# Ice Cream - What’s Your Choice



## Jules (Jul 28, 2022)

All winter long I keep French Vanilla in the freezer.  The good stuff, none of those that skip the cream.

Now that it’s ice cream cone season, I’ll rotate the flavours.

This week it’s pistachio.  Will also buy espresso swirl and maybe maple walnut.  (It’s on sale this week.)


----------



## JaniceM (Jul 28, 2022)

Chocolate marshmallow


----------



## Aunt Bea (Jul 28, 2022)

No sugar added vanilla is the usual choice.


----------



## Medusa (Jul 28, 2022)

Edy's Light Rocky Road (They are the only one's who do it properly)
Haagen Dazs Rum Raisen
Bryers (white) Mint Chocolate Chip
Haagen Dazs Coffee

In that order.  (Gods, I freaking miss ice cream.  Some day... I'll be back.)

___

» **Problem 1**
Copy the listing word for word, from its first line up to and including the line containing "bars-wrapper [1228,147,1440,277]".

___

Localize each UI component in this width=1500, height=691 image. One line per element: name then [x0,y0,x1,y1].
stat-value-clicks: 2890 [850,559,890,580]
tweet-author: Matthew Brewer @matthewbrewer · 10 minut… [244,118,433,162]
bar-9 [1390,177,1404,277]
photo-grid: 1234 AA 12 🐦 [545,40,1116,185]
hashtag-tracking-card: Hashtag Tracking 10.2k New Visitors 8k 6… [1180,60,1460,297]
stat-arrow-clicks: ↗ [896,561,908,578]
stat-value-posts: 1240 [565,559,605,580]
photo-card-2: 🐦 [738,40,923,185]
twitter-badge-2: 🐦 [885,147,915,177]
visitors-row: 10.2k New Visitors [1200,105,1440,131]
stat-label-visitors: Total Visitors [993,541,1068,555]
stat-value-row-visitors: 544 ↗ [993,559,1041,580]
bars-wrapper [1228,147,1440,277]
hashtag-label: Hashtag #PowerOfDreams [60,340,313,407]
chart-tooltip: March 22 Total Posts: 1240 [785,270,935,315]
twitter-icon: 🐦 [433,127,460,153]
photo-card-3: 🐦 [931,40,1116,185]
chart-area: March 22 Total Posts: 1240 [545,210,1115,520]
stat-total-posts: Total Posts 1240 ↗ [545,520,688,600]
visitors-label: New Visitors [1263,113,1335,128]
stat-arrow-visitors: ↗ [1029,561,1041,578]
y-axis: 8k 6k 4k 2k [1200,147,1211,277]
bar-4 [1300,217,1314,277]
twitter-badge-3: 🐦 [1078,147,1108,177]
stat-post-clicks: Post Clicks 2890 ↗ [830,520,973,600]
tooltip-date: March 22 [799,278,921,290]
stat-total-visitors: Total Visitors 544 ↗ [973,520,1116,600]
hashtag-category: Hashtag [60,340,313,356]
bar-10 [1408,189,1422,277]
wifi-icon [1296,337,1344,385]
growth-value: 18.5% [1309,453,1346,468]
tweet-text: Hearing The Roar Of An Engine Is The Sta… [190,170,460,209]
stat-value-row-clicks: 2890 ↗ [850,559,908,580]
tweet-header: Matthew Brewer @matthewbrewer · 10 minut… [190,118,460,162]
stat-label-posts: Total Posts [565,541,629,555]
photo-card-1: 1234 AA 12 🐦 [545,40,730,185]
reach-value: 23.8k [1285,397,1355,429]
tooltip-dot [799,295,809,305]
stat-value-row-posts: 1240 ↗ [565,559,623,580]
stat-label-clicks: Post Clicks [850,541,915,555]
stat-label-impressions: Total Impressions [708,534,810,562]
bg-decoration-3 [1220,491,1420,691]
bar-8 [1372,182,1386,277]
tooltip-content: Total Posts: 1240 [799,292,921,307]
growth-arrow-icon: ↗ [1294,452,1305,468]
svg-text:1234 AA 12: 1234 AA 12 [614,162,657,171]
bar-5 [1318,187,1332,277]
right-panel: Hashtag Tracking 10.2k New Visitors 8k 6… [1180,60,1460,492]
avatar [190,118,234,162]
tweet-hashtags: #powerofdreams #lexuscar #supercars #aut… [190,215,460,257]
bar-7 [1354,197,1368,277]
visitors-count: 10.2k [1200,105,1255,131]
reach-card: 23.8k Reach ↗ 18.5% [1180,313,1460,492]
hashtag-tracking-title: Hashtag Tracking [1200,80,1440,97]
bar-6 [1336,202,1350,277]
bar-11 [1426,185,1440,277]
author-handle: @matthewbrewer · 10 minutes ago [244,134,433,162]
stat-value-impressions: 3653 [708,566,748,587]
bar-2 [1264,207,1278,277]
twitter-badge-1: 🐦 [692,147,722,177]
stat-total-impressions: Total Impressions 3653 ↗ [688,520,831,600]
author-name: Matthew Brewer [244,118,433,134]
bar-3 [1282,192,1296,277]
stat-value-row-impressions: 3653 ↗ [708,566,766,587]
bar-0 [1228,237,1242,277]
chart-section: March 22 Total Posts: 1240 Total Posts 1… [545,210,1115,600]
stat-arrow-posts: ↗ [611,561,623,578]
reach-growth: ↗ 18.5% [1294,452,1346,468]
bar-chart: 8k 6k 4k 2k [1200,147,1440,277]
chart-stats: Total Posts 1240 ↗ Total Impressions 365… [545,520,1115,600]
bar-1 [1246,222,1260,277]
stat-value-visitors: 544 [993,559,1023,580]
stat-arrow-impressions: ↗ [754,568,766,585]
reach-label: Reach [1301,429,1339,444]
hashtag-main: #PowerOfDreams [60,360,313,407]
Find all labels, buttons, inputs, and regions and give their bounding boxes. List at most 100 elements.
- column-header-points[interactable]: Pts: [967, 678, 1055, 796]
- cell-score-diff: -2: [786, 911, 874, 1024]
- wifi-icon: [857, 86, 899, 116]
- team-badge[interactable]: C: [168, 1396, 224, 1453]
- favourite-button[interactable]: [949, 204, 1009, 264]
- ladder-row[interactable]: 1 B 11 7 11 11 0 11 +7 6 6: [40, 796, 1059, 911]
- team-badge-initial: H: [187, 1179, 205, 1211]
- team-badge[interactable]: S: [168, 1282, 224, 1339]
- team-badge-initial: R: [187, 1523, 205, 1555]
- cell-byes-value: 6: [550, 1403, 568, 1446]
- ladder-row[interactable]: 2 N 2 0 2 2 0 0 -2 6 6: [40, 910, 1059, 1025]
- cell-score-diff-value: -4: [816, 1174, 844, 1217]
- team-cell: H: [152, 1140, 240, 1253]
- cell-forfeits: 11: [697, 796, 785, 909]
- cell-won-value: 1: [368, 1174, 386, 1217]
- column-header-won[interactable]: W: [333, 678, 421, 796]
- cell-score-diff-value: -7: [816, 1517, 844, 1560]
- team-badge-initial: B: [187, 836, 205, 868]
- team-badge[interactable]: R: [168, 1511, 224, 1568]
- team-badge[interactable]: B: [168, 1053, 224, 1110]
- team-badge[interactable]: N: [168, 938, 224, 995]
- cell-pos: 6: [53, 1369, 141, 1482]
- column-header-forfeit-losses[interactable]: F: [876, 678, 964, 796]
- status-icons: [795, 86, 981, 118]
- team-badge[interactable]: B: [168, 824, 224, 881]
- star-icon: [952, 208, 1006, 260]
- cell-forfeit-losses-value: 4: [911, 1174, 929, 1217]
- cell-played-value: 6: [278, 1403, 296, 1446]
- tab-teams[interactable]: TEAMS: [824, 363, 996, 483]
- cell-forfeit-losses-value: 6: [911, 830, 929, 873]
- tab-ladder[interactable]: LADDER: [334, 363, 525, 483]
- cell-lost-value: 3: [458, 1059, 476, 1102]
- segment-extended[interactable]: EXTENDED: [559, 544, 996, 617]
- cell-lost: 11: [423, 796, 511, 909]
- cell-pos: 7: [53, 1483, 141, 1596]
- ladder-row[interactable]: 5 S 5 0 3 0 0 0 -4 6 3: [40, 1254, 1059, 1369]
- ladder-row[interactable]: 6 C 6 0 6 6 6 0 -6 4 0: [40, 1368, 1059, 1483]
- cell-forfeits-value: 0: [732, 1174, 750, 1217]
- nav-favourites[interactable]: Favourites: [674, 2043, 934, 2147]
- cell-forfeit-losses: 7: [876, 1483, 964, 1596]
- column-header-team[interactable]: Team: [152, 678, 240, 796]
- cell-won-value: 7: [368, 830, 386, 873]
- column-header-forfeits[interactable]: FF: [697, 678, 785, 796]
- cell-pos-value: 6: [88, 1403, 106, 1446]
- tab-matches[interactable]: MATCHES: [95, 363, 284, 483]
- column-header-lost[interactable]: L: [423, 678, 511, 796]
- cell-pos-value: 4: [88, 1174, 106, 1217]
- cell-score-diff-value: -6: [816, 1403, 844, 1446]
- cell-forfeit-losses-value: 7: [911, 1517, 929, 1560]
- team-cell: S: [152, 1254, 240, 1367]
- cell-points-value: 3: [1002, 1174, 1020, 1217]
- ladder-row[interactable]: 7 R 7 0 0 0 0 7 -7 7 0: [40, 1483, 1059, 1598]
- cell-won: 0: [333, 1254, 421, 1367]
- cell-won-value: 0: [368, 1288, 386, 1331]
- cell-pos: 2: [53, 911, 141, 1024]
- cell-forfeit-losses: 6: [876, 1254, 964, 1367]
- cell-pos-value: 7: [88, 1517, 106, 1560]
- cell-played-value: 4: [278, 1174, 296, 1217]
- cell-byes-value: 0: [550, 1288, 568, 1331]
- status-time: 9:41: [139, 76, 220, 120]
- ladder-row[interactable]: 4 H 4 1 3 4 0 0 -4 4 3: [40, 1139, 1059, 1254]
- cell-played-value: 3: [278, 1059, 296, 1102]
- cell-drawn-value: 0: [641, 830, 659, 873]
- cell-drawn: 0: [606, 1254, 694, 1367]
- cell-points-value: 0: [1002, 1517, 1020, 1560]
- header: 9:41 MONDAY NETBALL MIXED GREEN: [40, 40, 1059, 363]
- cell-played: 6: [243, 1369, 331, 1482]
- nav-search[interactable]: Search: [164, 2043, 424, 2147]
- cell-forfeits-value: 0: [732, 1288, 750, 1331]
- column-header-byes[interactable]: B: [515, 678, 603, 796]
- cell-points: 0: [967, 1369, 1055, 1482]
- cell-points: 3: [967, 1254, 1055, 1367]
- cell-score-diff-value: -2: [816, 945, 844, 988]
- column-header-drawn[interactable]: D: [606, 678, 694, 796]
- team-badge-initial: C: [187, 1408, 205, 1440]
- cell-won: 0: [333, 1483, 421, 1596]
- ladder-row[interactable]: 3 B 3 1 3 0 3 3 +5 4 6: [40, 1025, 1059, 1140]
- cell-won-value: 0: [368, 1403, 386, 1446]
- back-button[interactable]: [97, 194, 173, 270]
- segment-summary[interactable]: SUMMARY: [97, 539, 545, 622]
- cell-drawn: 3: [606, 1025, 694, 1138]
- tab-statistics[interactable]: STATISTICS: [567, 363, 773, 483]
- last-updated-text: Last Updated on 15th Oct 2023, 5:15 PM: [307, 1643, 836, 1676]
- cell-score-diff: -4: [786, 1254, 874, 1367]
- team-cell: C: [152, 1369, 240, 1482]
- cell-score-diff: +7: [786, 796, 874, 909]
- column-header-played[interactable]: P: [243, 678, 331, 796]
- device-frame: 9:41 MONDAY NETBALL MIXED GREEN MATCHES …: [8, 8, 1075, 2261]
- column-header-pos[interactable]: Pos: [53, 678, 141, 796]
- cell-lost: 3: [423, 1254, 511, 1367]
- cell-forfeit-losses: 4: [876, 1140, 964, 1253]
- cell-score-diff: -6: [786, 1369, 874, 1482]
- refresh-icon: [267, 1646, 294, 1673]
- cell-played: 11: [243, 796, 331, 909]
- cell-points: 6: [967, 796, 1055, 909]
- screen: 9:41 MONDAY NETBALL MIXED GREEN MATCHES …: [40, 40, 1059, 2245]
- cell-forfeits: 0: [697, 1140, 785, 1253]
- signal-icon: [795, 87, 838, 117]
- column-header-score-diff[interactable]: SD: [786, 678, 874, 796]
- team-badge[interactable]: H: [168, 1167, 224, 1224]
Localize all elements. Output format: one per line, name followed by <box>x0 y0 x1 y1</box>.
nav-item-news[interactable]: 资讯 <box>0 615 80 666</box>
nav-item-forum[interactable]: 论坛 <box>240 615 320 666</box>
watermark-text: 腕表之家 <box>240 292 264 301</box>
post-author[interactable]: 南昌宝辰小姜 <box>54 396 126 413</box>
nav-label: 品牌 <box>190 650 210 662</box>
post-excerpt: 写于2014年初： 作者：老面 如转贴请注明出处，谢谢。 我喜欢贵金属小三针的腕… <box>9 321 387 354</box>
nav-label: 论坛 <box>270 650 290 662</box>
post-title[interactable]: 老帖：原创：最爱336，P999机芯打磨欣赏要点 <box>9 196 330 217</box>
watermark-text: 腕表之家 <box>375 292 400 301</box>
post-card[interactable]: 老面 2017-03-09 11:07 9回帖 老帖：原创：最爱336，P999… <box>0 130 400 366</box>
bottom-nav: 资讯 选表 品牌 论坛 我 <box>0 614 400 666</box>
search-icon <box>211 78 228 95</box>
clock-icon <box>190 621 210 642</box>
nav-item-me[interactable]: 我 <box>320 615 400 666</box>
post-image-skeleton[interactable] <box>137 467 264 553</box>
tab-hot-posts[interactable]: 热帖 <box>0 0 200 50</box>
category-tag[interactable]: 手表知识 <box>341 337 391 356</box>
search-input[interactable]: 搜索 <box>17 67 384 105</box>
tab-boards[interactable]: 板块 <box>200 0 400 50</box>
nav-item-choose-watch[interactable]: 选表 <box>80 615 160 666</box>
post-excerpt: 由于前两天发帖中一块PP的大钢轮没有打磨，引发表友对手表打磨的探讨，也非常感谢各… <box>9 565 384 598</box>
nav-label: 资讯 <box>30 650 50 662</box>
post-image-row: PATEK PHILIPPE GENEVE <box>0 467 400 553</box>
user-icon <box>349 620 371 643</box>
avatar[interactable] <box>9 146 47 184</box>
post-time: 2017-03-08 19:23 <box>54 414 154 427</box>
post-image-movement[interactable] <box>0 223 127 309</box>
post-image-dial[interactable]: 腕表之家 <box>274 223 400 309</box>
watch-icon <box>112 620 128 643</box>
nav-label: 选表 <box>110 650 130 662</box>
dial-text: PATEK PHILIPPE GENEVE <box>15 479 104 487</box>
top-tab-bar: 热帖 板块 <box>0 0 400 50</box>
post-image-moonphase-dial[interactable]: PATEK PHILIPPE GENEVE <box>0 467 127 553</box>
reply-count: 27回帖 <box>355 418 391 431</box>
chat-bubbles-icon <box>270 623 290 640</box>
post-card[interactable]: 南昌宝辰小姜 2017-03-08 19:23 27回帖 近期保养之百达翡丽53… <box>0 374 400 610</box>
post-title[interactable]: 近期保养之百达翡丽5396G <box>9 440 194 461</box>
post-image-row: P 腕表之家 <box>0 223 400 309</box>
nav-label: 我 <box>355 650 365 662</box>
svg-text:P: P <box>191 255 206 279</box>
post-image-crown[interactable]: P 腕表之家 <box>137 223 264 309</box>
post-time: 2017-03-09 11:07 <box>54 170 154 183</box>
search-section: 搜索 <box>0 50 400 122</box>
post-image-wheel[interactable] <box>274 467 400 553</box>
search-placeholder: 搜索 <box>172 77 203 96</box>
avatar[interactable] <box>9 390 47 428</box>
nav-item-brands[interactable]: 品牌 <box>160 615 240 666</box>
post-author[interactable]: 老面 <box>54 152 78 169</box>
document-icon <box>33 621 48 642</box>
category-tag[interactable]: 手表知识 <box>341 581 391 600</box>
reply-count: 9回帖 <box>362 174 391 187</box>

___

» **Problem 2**
In the ice cream thread, which flavor does Jules keep in the freezer all winter?

» **Answer 1**
Localize each UI component in this width=1500, height=691 image. One line per element: name then [x0,y0,x1,y1].
stat-value-clicks: 2890 [850,559,890,580]
tweet-author: Matthew Brewer @matthewbrewer · 10 minut… [244,118,433,162]
bar-9 [1390,177,1404,277]
photo-grid: 1234 AA 12 🐦 [545,40,1116,185]
hashtag-tracking-card: Hashtag Tracking 10.2k New Visitors 8k 6… [1180,60,1460,297]
stat-arrow-clicks: ↗ [896,561,908,578]
stat-value-posts: 1240 [565,559,605,580]
photo-card-2: 🐦 [738,40,923,185]
twitter-badge-2: 🐦 [885,147,915,177]
visitors-row: 10.2k New Visitors [1200,105,1440,131]
stat-label-visitors: Total Visitors [993,541,1068,555]
stat-value-row-visitors: 544 ↗ [993,559,1041,580]
bars-wrapper [1228,147,1440,277]

» **Answer 2**
French Vanilla